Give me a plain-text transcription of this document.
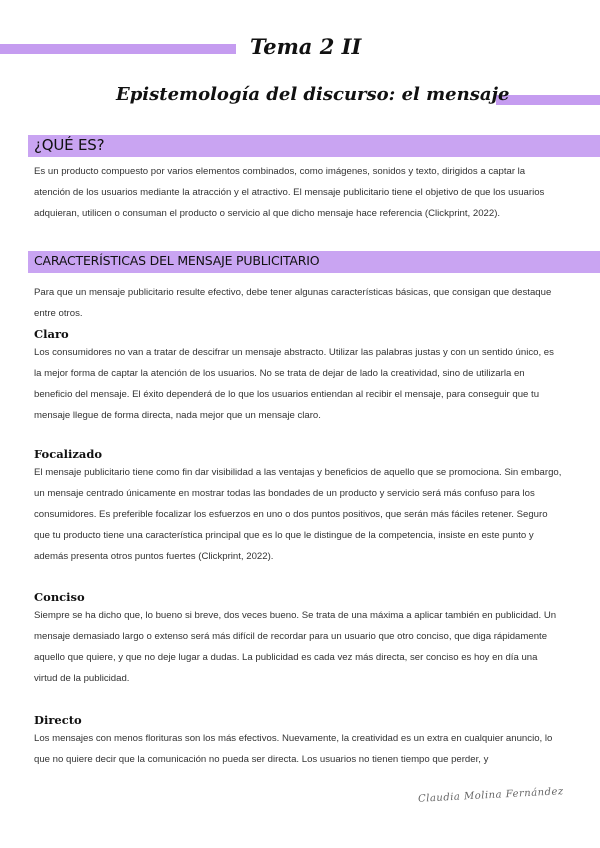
Tema 2 II
Epistemología del discurso: el mensaje
¿QUÉ ES?
Es un producto compuesto por varios elementos combinados, como imágenes, sonidos y texto, dirigidos a captar la atención de los usuarios mediante la atracción y el atractivo. El mensaje publicitario tiene el objetivo de que los usuarios adquieran, utilicen o consuman el producto o servicio al que dicho mensaje hace referencia (Clickprint, 2022).
CARACTERÍSTICAS DEL MENSAJE PUBLICITARIO
Para que un mensaje publicitario resulte efectivo, debe tener algunas características básicas, que consigan que destaque entre otros.
Claro
Los consumidores no van a tratar de descifrar un mensaje abstracto. Utilizar las palabras justas y con un sentido único, es la mejor forma de captar la atención de los usuarios. No se trata de dejar de lado la creatividad, sino de utilizarla en beneficio del mensaje. El éxito dependerá de lo que los usuarios entiendan al recibir el mensaje, para conseguir que tu mensaje llegue de forma directa, nada mejor que un mensaje claro.
Focalizado
El mensaje publicitario tiene como fin dar visibilidad a las ventajas y beneficios de aquello que se promociona. Sin embargo, un mensaje centrado únicamente en mostrar todas las bondades de un producto y servicio será más confuso para los consumidores. Es preferible focalizar los esfuerzos en uno o dos puntos positivos, que serán más fáciles retener. Seguro que tu producto tiene una característica principal que es lo que le distingue de la competencia, insiste en este punto y además presenta otros puntos fuertes (Clickprint, 2022).
Conciso
Siempre se ha dicho que, lo bueno si breve, dos veces bueno. Se trata de una máxima a aplicar también en publicidad. Un mensaje demasiado largo o extenso será más difícil de recordar para un usuario que otro conciso, que diga rápidamente aquello que quiere, y que no deje lugar a dudas. La publicidad es cada vez más directa, ser conciso es hoy en día una virtud de la publicidad.
Directo
Los mensajes con menos florituras son los más efectivos. Nuevamente, la creatividad es un extra en cualquier anuncio, lo que no quiere decir que la comunicación no pueda ser directa. Los usuarios no tienen tiempo que perder, y
Claudia Molina Fernández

*Assignment*
Set the listing down in full and exactly. Pictures within it should not appear in the copy.

*Answer to the problem*
Give me a plain-text transcription of this document.
Tema 2 II
Epistemología del discurso: el mensaje
¿QUÉ ES?
Es un producto compuesto por varios elementos combinados, como imágenes, sonidos y texto, dirigidos a captar la atención de los usuarios mediante la atracción y el atractivo. El mensaje publicitario tiene el objetivo de que los usuarios adquieran, utilicen o consuman el producto o servicio al que dicho mensaje hace referencia (Clickprint, 2022).
CARACTERÍSTICAS DEL MENSAJE PUBLICITARIO
Para que un mensaje publicitario resulte efectivo, debe tener algunas características básicas, que consigan que destaque entre otros.
Claro
Los consumidores no van a tratar de descifrar un mensaje abstracto. Utilizar las palabras justas y con un sentido único, es la mejor forma de captar la atención de los usuarios. No se trata de dejar de lado la creatividad, sino de utilizarla en beneficio del mensaje. El éxito dependerá de lo que los usuarios entiendan al recibir el mensaje, para conseguir que tu mensaje llegue de forma directa, nada mejor que un mensaje claro.
Focalizado
El mensaje publicitario tiene como fin dar visibilidad a las ventajas y beneficios de aquello que se promociona. Sin embargo, un mensaje centrado únicamente en mostrar todas las bondades de un producto y servicio será más confuso para los consumidores. Es preferible focalizar los esfuerzos en uno o dos puntos positivos, que serán más fáciles retener. Seguro que tu producto tiene una característica principal que es lo que le distingue de la competencia, insiste en este punto y además presenta otros puntos fuertes (Clickprint, 2022).
Conciso
Siempre se ha dicho que, lo bueno si breve, dos veces bueno. Se trata de una máxima a aplicar también en publicidad. Un mensaje demasiado largo o extenso será más difícil de recordar para un usuario que otro conciso, que diga rápidamente aquello que quiere, y que no deje lugar a dudas. La publicidad es cada vez más directa, ser conciso es hoy en día una virtud de la publicidad.
Directo
Los mensajes con menos florituras son los más efectivos. Nuevamente, la creatividad es un extra en cualquier anuncio, lo que no quiere decir que la comunicación no pueda ser directa. Los usuarios no tienen tiempo que perder, y
Claudia Molina Fernández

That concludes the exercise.